-- START Records for this exercise --

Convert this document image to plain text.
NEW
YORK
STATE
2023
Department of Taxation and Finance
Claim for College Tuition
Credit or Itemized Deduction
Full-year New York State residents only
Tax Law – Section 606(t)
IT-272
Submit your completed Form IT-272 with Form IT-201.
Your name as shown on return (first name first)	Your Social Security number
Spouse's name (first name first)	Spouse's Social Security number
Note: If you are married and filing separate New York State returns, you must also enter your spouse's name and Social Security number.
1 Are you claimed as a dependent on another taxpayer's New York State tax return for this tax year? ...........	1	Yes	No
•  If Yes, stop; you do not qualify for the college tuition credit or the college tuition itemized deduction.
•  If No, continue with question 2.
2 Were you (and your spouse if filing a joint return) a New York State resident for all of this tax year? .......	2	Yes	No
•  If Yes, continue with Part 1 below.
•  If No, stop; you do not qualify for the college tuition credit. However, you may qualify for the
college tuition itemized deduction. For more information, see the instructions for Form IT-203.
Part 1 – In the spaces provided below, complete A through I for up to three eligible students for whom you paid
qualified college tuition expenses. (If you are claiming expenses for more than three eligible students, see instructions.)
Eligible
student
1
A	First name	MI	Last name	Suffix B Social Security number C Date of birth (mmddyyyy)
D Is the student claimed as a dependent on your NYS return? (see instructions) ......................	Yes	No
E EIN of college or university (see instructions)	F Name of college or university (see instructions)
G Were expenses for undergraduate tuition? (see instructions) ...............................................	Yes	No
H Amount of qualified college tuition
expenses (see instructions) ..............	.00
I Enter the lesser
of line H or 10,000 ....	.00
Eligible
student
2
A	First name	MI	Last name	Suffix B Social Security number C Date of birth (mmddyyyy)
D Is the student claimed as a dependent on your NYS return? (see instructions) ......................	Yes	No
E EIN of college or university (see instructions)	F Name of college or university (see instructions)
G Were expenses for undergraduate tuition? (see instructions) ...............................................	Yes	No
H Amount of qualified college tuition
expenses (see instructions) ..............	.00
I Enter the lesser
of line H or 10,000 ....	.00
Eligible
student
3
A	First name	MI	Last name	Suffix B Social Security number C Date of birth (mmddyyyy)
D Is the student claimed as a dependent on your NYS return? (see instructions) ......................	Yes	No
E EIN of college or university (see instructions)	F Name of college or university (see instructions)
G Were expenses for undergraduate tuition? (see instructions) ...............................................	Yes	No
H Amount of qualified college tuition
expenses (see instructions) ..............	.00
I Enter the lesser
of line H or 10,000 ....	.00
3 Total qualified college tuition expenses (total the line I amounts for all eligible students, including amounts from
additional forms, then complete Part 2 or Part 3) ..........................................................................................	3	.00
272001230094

-- END Records for this exercise --

Problem statement
Write an exact transcription of every entry above.

Task response
Convert this document image to plain text.
NEW
YORK
STATE
2023
Department of Taxation and Finance
Claim for College Tuition
Credit or Itemized Deduction
Full-year New York State residents only
Tax Law – Section 606(t)
IT-272
Submit your completed Form IT-272 with Form IT-201.
Your name as shown on return (first name first)	Your Social Security number
Spouse's name (first name first)	Spouse's Social Security number
Note: If you are married and filing separate New York State returns, you must also enter your spouse's name and Social Security number.
1 Are you claimed as a dependent on another taxpayer's New York State tax return for this tax year? ...........	1	Yes	No
•  If Yes, stop; you do not qualify for the college tuition credit or the college tuition itemized deduction.
•  If No, continue with question 2.
2 Were you (and your spouse if filing a joint return) a New York State resident for all of this tax year? .......	2	Yes	No
•  If Yes, continue with Part 1 below.
•  If No, stop; you do not qualify for the college tuition credit. However, you may qualify for the
college tuition itemized deduction. For more information, see the instructions for Form IT-203.
Part 1 – In the spaces provided below, complete A through I for up to three eligible students for whom you paid
qualified college tuition expenses. (If you are claiming expenses for more than three eligible students, see instructions.)
Eligible
student
1
A	First name	MI	Last name	Suffix B Social Security number C Date of birth (mmddyyyy)
D Is the student claimed as a dependent on your NYS return? (see instructions) ......................	Yes	No
E EIN of college or university (see instructions)	F Name of college or university (see instructions)
G Were expenses for undergraduate tuition? (see instructions) ...............................................	Yes	No
H Amount of qualified college tuition
expenses (see instructions) ..............	.00
I Enter the lesser
of line H or 10,000 ....	.00
Eligible
student
2
A	First name	MI	Last name	Suffix B Social Security number C Date of birth (mmddyyyy)
D Is the student claimed as a dependent on your NYS return? (see instructions) ......................	Yes	No
E EIN of college or university (see instructions)	F Name of college or university (see instructions)
G Were expenses for undergraduate tuition? (see instructions) ...............................................	Yes	No
H Amount of qualified college tuition
expenses (see instructions) ..............	.00
I Enter the lesser
of line H or 10,000 ....	.00
Eligible
student
3
A	First name	MI	Last name	Suffix B Social Security number C Date of birth (mmddyyyy)
D Is the student claimed as a dependent on your NYS return? (see instructions) ......................	Yes	No
E EIN of college or university (see instructions)	F Name of college or university (see instructions)
G Were expenses for undergraduate tuition? (see instructions) ...............................................	Yes	No
H Amount of qualified college tuition
expenses (see instructions) ..............	.00
I Enter the lesser
of line H or 10,000 ....	.00
3 Total qualified college tuition expenses (total the line I amounts for all eligible students, including amounts from
additional forms, then complete Part 2 or Part 3) ..........................................................................................	3	.00
272001230094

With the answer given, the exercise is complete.